Provided information:
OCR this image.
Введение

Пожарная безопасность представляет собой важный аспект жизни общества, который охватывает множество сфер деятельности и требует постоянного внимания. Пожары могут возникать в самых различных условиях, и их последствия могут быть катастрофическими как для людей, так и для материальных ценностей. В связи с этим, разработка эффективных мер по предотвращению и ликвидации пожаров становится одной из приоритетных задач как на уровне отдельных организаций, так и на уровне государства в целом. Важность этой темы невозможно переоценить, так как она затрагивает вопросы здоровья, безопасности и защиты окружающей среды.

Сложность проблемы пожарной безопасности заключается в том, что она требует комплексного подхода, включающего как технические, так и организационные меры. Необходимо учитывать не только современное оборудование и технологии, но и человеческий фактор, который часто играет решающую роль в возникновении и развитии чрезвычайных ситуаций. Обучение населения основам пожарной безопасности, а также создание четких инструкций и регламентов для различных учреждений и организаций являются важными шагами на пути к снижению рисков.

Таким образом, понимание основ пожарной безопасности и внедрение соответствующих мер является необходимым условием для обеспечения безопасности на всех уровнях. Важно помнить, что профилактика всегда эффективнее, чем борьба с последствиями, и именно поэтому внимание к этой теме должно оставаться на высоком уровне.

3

The task:
Produce an exact copy of the whole listing.

Answer to this task:
OCR this image.
Введение

Пожарная безопасность представляет собой важный аспект жизни общества, который охватывает множество сфер деятельности и требует постоянного внимания. Пожары могут возникать в самых различных условиях, и их последствия могут быть катастрофическими как для людей, так и для материальных ценностей. В связи с этим, разработка эффективных мер по предотвращению и ликвидации пожаров становится одной из приоритетных задач как на уровне отдельных организаций, так и на уровне государства в целом. Важность этой темы невозможно переоценить, так как она затрагивает вопросы здоровья, безопасности и защиты окружающей среды.

Сложность проблемы пожарной безопасности заключается в том, что она требует комплексного подхода, включающего как технические, так и организационные меры. Необходимо учитывать не только современное оборудование и технологии, но и человеческий фактор, который часто играет решающую роль в возникновении и развитии чрезвычайных ситуаций. Обучение населения основам пожарной безопасности, а также создание четких инструкций и регламентов для различных учреждений и организаций являются важными шагами на пути к снижению рисков.

Таким образом, понимание основ пожарной безопасности и внедрение соответствующих мер является необходимым условием для обеспечения безопасности на всех уровнях. Важно помнить, что профилактика всегда эффективнее, чем борьба с последствиями, и именно поэтому внимание к этой теме должно оставаться на высоком уровне.

3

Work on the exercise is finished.